Using the records below, locate all lines containing "عباس" and return them.
BEGIN EXERCISE MATERIAL
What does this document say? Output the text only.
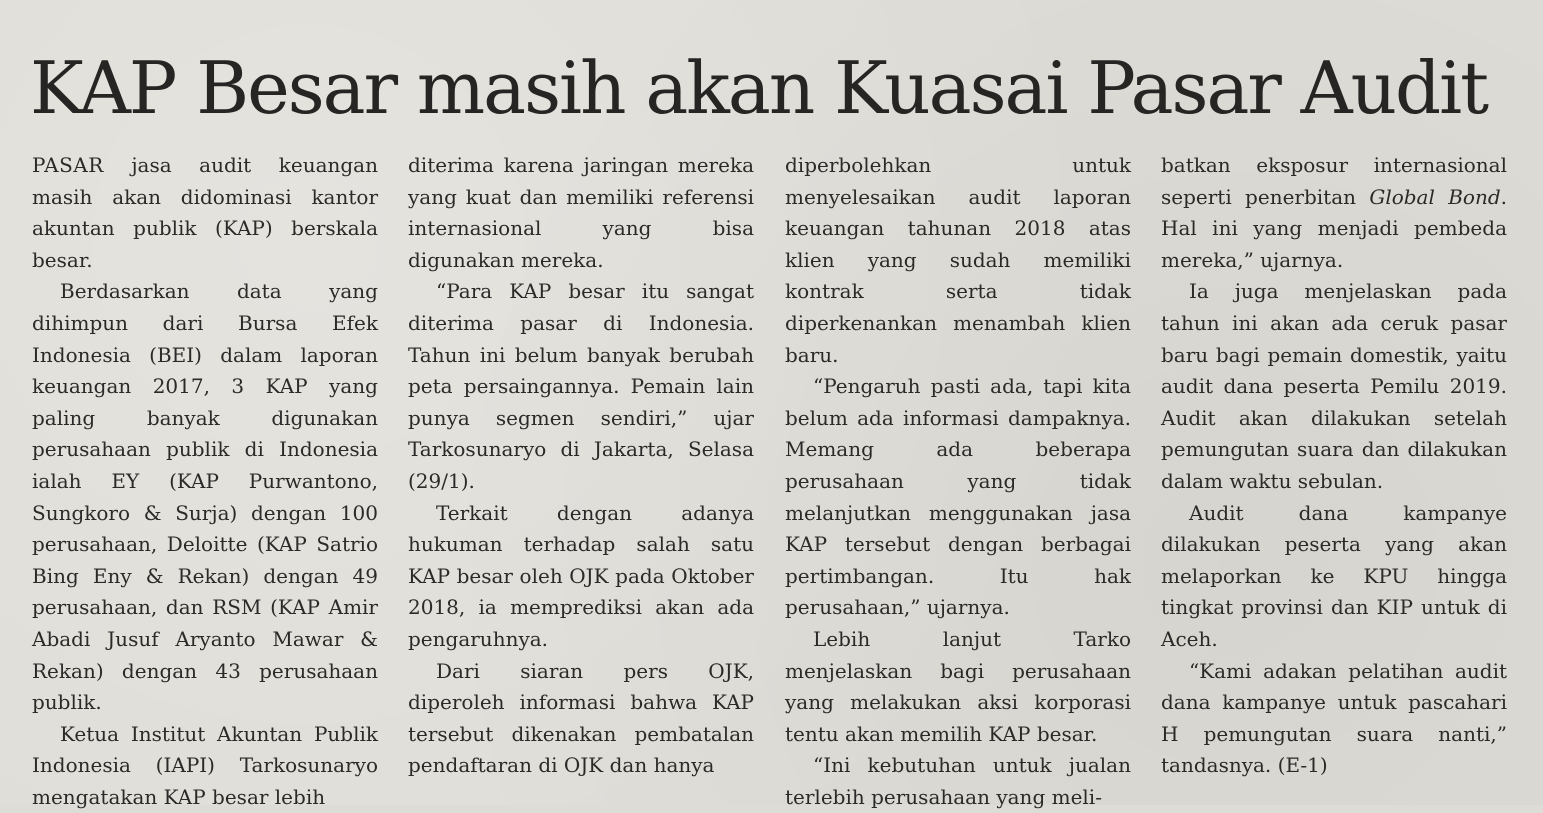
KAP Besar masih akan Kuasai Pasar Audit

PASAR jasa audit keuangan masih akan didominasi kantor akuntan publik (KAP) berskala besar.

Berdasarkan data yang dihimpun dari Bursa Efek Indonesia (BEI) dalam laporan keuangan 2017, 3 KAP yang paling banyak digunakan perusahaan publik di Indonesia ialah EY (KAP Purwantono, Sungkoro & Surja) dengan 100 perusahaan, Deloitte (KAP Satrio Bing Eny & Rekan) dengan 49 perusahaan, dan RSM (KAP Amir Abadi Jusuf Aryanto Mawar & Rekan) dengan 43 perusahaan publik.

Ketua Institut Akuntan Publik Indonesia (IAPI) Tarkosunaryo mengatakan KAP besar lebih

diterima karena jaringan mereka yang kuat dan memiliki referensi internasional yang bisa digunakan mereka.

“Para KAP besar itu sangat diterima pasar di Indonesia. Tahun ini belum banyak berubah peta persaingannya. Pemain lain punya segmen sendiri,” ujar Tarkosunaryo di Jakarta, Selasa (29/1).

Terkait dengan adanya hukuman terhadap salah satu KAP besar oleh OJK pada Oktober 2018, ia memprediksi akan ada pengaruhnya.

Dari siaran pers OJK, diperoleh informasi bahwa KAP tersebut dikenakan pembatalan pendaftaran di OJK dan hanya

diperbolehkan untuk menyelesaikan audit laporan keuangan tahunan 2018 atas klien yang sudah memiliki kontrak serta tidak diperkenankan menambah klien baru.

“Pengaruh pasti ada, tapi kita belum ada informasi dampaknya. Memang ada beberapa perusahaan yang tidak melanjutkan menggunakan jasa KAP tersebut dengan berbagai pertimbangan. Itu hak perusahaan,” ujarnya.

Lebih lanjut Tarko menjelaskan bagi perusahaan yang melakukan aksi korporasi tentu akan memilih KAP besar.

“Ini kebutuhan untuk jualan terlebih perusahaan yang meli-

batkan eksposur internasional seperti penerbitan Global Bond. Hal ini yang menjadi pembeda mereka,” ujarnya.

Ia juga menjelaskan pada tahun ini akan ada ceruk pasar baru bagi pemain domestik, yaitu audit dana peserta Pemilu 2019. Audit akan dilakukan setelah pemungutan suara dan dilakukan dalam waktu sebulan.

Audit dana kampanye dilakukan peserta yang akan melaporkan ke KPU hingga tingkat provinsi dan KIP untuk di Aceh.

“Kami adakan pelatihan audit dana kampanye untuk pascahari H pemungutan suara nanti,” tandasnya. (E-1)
END EXERCISE MATERIAL
BEGIN EXERCISE MATERIAL
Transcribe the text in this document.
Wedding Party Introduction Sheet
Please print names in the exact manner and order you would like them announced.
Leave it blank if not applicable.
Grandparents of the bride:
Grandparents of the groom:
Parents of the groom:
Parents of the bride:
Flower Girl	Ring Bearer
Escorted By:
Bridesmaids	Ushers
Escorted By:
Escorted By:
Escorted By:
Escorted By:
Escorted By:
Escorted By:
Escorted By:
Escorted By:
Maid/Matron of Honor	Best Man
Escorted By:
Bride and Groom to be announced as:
END EXERCISE MATERIAL
BEGIN EXERCISE MATERIAL
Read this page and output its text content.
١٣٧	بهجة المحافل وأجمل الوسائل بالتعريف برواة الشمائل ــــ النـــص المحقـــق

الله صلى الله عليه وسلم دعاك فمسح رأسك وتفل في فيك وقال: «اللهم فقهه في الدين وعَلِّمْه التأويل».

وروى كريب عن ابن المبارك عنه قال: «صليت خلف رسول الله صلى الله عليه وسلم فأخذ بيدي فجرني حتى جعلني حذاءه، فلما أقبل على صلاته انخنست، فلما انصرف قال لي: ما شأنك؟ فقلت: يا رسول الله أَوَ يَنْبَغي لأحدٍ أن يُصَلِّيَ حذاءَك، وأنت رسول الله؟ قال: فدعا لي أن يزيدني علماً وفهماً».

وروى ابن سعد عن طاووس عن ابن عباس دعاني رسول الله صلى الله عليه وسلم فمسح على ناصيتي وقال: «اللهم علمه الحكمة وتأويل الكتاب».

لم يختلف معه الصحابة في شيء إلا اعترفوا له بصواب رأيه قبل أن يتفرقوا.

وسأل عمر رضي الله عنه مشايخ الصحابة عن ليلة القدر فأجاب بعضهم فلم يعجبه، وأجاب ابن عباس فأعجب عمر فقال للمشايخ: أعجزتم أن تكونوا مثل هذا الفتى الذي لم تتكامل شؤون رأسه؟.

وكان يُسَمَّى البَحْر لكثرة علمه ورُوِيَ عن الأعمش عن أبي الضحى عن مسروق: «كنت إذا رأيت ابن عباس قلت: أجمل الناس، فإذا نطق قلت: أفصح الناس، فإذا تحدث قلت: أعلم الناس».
END EXERCISE MATERIAL
**SOLUTION TO THIS PROBLEM**:
وروى ابن سعد عن طاووس عن ابن عباس دعاني رسول الله صلى الله عليه وسلم فمسح على ناصيتي وقال: «اللهم علمه الحكمة وتأويل الكتاب».
وسأل عمر رضي الله عنه مشايخ الصحابة عن ليلة القدر فأجاب بعضهم فلم يعجبه، وأجاب ابن عباس فأعجب عمر فقال للمشايخ: أعجزتم أن تكونوا مثل هذا الفتى الذي لم تتكامل شؤون رأسه؟.
وكان يُسَمَّى البَحْر لكثرة علمه ورُوِيَ عن الأعمش عن أبي الضحى عن مسروق: «كنت إذا رأيت ابن عباس قلت: أجمل الناس، فإذا نطق قلت: أفصح الناس، فإذا تحدث قلت: أعلم الناس».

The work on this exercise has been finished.